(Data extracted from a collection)
● ● ● ● ● ● ●

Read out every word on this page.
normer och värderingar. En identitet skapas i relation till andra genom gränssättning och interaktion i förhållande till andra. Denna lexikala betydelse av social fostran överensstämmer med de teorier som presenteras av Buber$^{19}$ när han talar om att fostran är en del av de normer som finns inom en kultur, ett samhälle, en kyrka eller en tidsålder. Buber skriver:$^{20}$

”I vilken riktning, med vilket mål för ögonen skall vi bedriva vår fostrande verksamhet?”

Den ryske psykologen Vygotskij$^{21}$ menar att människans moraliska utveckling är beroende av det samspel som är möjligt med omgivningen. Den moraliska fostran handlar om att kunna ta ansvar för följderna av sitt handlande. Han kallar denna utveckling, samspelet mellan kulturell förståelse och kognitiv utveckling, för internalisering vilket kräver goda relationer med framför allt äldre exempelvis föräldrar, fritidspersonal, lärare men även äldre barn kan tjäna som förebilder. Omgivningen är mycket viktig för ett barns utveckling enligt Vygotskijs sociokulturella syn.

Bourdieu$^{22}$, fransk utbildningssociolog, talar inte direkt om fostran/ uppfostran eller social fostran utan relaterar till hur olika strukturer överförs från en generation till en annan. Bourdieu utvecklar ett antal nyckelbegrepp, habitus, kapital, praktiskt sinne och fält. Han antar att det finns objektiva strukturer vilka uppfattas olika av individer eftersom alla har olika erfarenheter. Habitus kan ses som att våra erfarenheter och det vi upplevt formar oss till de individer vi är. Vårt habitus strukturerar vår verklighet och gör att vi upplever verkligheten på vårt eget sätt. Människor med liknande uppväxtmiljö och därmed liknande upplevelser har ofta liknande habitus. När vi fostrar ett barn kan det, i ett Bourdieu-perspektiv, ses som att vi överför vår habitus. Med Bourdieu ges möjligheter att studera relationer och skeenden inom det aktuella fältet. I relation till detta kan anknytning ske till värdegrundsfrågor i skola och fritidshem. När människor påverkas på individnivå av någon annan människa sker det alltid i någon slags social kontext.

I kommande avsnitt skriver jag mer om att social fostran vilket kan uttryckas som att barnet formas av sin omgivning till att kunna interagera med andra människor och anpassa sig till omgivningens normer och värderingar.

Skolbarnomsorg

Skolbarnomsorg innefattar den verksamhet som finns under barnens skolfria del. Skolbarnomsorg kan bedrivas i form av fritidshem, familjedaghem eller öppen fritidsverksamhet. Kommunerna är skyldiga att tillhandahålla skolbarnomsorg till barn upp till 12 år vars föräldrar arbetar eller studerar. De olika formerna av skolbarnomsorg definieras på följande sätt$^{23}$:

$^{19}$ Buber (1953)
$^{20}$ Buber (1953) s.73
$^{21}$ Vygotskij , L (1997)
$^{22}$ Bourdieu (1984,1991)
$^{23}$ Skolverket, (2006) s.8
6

● ● ● ● ● ● ●

_DIRECTIONS FOR THIS TASK_
Copy all of the data. Keep every word exactly as it is.

_TASK OUTPUT_
Read out every word on this page.
normer och värderingar. En identitet skapas i relation till andra genom gränssättning och interaktion i förhållande till andra. Denna lexikala betydelse av social fostran överensstämmer med de teorier som presenteras av Buber$^{19}$ när han talar om att fostran är en del av de normer som finns inom en kultur, ett samhälle, en kyrka eller en tidsålder. Buber skriver:$^{20}$

”I vilken riktning, med vilket mål för ögonen skall vi bedriva vår fostrande verksamhet?”

Den ryske psykologen Vygotskij$^{21}$ menar att människans moraliska utveckling är beroende av det samspel som är möjligt med omgivningen. Den moraliska fostran handlar om att kunna ta ansvar för följderna av sitt handlande. Han kallar denna utveckling, samspelet mellan kulturell förståelse och kognitiv utveckling, för internalisering vilket kräver goda relationer med framför allt äldre exempelvis föräldrar, fritidspersonal, lärare men även äldre barn kan tjäna som förebilder. Omgivningen är mycket viktig för ett barns utveckling enligt Vygotskijs sociokulturella syn.

Bourdieu$^{22}$, fransk utbildningssociolog, talar inte direkt om fostran/ uppfostran eller social fostran utan relaterar till hur olika strukturer överförs från en generation till en annan. Bourdieu utvecklar ett antal nyckelbegrepp, habitus, kapital, praktiskt sinne och fält. Han antar att det finns objektiva strukturer vilka uppfattas olika av individer eftersom alla har olika erfarenheter. Habitus kan ses som att våra erfarenheter och det vi upplevt formar oss till de individer vi är. Vårt habitus strukturerar vår verklighet och gör att vi upplever verkligheten på vårt eget sätt. Människor med liknande uppväxtmiljö och därmed liknande upplevelser har ofta liknande habitus. När vi fostrar ett barn kan det, i ett Bourdieu-perspektiv, ses som att vi överför vår habitus. Med Bourdieu ges möjligheter att studera relationer och skeenden inom det aktuella fältet. I relation till detta kan anknytning ske till värdegrundsfrågor i skola och fritidshem. När människor påverkas på individnivå av någon annan människa sker det alltid i någon slags social kontext.

I kommande avsnitt skriver jag mer om att social fostran vilket kan uttryckas som att barnet formas av sin omgivning till att kunna interagera med andra människor och anpassa sig till omgivningens normer och värderingar.

Skolbarnomsorg

Skolbarnomsorg innefattar den verksamhet som finns under barnens skolfria del. Skolbarnomsorg kan bedrivas i form av fritidshem, familjedaghem eller öppen fritidsverksamhet. Kommunerna är skyldiga att tillhandahålla skolbarnomsorg till barn upp till 12 år vars föräldrar arbetar eller studerar. De olika formerna av skolbarnomsorg definieras på följande sätt$^{23}$:

$^{19}$ Buber (1953)
$^{20}$ Buber (1953) s.73
$^{21}$ Vygotskij , L (1997)
$^{22}$ Bourdieu (1984,1991)
$^{23}$ Skolverket, (2006) s.8
6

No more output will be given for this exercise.